• **DIRECTION**
In the barefoot running passage, what job did the man at the ferry toll say he once had on the beach?

• **TEXT PASSAGE**

After nearly three miles of running along the beautiful sandy sea weedy ‘middle beach’ of Studland Bay, I reached the end and saw a line of traffic queuing to the edge of the water; a tall man who had run past me as I was running along the beach, was waiting there too with a group of cyclists…

They told me that I could get across for free, but needed money to return… Of which I had none, and so I resolved to come back tomorrow with Anadi, so that we could adventure onto the next beach which my new cycling friends assured me is very long…

Instead I ran along the long straight road with sandy trails and gorse and tufty grass beside it. As I ran through the toll for the ferry and the man on duty called out ‘You’re barefoot…’ I stopped and we chatted a while, and he recalled how years ago he had a job on the beach hauling boats in and out of the sea all summer long… ‘I was barefoot all the time…’ he said… ‘And that was on pebbles and all, by the end of summer my feet were as tough as if they were wearing shoes..’

After 6k of running along, I turned back again and retraced my steps; the grey blue sea weedy beach with its squawky gulls, made me feel like I had landed in a new film set…

Time melts and bends and feels like play dough in this life I lead. It makes it easy to let go and know that the past never was… It reminds me of a scene in ‘The matrix’, where Neo was being driven along, and the car went past a restaurant… ‘I used to eat there’ he said, then he paused for a second as it dawned on him, and he said ‘but it never happened’…

The life Anadi and I lead now feels like this, that walking through the sunny streets of Medina Sedonia – only last Saturday – never happened, it was all made up… All an illusion.

My morning illusion continued in glorious dreamlike rhapsody…

Imagine the beach, grey blue sweeping Dorset landscape; grey pin people walking in twos and threes, wandering, talking… For awhile I ran along a sand bank where the tide was coming higher, I paddled to the shore again and my steps took me past three people talking about their memories of holidays in Jersey…

A snippet, a shaft of light, as the window opened briefly into three lives that I will likely know nothing more about…

And then… The grand finale to my ‘dream’…

Running towards me came a fit brown man, he was barefoot too. This is what I noticed first… Another barefoot runner; until I saw that he was a bare all over runner…

A very brown and healthy looking bare all over runner… Jogging along, relaxed and at ease, my eyes of course were then drawn from his bare feet to his bare maleness, swinging brown and relaxed too – brushing each thigh as he ran…

‘You’re overdressed for this beach’ he joked – Or did he say ‘I’m overdressed…’ I didn’t quite hear him, as we met on the running route… I laughed… ‘You’re looking good’ I said ‘I’ve only got bare feet, you’re bare all over…’

I discovered later that this section of the beach is a naturist beach; and so it was I who was over dressed! And of course it is only what we are not used to that draws us to look more closely… If everyone wandered about naked we wouldn’t want to ‘stand and stare…’

But with new things, the child within us emerges; we drink it in, this new thing, looking and looking. A woman behind me in a queue to order drinks in a pub today stood looking down, transfixed by my feet – the way a child looks and looks and looks – drinking in the sights, the people, the energy; available for new things.

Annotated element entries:
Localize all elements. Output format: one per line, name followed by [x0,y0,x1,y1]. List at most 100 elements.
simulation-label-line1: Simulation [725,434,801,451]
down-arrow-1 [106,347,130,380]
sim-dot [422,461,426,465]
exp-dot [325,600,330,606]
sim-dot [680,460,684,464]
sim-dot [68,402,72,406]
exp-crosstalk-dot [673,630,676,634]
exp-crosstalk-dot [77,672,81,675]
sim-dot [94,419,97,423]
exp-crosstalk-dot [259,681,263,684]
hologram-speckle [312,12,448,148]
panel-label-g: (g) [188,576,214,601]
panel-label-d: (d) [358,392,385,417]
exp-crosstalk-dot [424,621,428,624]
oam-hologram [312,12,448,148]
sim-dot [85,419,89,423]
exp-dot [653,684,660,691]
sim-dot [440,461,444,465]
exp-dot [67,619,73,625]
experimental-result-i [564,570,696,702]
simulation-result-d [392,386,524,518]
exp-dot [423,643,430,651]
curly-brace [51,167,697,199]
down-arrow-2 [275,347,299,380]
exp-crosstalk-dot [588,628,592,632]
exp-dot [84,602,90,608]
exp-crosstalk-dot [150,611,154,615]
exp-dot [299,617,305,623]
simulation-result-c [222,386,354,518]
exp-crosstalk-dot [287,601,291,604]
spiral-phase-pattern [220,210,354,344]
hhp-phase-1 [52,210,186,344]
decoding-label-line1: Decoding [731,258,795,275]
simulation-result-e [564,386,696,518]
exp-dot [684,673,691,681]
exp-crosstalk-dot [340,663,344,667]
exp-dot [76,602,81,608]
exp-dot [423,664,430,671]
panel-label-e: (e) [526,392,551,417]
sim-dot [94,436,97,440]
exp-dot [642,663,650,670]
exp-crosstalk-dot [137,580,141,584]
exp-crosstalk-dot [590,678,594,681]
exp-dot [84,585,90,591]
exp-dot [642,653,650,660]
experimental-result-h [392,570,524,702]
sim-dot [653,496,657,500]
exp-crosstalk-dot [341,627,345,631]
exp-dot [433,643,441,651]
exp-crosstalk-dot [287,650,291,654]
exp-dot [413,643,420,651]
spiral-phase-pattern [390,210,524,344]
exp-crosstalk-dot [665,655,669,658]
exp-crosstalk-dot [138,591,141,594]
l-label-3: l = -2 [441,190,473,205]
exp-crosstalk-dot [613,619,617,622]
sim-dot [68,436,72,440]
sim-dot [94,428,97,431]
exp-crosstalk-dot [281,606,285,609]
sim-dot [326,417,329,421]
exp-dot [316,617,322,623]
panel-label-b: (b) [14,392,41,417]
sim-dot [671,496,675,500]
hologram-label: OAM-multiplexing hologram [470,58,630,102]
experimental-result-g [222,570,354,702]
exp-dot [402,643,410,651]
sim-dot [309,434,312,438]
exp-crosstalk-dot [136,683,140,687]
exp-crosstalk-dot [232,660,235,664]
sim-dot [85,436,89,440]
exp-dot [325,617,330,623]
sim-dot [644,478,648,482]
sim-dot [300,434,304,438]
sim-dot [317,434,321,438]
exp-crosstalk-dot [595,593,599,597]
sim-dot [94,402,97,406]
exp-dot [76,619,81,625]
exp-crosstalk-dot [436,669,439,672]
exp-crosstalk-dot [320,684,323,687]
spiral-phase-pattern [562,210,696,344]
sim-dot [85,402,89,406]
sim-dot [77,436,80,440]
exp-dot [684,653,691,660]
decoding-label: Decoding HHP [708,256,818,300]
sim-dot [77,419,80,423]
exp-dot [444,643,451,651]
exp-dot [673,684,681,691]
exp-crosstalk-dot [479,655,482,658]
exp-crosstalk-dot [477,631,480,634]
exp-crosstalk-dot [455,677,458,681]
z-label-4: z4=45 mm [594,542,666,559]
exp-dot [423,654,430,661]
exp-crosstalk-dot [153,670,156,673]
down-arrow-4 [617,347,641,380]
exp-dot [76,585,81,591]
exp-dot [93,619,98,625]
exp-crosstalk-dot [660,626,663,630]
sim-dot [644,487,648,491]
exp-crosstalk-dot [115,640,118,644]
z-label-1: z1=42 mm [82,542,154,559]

• **SOLUTION**
He hauled boats in and out of the sea all summer long.